■ Direction
Show every line of the records below that contains the word "Reps".

(Figure record extracts)

* start *

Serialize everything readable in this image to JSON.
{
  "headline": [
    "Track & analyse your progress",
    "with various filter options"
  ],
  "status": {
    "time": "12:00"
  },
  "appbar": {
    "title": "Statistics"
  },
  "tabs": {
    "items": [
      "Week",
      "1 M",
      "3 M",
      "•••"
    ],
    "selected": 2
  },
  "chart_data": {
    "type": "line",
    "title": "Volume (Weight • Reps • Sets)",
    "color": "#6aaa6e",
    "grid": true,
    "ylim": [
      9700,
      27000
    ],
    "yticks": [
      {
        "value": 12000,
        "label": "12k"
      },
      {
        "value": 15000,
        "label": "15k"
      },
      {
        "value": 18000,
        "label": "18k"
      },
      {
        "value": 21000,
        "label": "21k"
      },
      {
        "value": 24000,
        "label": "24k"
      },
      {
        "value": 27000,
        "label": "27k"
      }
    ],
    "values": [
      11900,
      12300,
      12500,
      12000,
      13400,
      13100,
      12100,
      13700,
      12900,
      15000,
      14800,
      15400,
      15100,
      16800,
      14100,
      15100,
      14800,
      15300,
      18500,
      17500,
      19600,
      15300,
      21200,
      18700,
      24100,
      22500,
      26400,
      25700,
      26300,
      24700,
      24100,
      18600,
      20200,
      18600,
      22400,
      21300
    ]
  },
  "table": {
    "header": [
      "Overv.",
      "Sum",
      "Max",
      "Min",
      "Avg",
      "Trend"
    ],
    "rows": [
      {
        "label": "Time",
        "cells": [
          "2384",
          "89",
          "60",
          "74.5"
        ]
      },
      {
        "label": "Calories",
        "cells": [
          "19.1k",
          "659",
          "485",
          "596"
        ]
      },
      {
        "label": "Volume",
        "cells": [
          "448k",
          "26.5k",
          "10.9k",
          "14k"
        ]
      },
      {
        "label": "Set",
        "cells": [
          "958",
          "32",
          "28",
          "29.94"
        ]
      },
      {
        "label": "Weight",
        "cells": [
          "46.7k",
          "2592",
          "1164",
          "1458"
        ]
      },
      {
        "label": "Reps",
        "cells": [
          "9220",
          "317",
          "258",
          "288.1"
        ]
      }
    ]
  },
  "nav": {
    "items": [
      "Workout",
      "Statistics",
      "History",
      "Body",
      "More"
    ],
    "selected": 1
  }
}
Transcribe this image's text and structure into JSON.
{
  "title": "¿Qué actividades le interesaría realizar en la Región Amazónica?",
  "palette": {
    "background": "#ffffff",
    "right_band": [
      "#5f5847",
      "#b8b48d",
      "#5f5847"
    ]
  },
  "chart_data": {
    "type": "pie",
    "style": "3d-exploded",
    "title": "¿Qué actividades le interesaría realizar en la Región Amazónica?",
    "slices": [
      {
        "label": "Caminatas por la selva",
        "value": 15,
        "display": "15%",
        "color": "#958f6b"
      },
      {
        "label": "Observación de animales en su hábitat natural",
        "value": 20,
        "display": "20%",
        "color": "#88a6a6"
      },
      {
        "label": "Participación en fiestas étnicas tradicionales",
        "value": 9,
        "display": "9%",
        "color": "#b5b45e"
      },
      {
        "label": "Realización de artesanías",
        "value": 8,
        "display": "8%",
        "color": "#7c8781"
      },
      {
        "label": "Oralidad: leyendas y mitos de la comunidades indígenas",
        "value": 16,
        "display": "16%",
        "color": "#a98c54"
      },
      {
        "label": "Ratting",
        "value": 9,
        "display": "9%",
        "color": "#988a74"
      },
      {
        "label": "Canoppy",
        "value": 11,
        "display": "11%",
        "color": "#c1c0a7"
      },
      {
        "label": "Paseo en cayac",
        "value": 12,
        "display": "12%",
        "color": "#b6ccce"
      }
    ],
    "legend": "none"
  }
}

* end *

■ Solution
    "title": "Volume (Weight • Reps • Sets)",
        "label": "Reps",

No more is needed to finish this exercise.